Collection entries
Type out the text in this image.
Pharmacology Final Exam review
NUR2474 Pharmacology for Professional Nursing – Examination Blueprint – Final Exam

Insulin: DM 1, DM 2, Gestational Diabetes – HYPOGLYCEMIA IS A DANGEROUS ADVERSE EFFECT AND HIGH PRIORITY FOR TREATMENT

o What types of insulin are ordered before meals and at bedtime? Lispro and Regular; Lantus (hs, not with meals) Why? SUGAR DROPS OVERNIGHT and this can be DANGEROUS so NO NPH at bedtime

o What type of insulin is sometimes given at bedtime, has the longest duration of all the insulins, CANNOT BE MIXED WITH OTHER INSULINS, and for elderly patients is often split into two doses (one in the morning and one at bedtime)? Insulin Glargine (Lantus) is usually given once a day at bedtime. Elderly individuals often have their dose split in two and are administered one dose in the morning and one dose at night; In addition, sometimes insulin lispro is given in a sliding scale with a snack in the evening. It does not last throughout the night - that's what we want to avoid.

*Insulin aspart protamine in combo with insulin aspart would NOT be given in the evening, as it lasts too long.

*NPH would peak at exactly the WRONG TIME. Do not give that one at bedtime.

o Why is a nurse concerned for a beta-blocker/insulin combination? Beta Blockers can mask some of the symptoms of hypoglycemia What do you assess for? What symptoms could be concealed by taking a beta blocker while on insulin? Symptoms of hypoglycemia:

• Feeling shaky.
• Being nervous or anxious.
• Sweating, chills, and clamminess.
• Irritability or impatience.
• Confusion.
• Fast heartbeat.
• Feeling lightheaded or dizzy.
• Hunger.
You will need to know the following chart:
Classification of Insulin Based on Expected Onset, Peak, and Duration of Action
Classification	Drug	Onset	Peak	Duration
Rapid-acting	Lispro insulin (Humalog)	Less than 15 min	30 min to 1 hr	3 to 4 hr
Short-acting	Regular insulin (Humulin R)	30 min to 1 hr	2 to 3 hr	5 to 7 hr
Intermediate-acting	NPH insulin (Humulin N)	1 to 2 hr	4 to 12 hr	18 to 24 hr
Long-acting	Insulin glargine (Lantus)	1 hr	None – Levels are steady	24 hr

Work request :: Show all lines above containing "given".

Reply ::
o What type of insulin is sometimes given at bedtime, has the longest duration of all the insulins, CANNOT BE MIXED WITH OTHER INSULINS, and for elderly patients is often split into two doses (one in the morning and one at bedtime)? Insulin Glargine (Lantus) is usually given once a day at bedtime. Elderly individuals often have their dose split in two and are administered one dose in the morning and one dose at night; In addition, sometimes insulin lispro is given in a sliding scale with a snack in the evening. It does not last throughout the night - that's what we want to avoid.
*Insulin aspart protamine in combo with insulin aspart would NOT be given in the evening, as it lasts too long.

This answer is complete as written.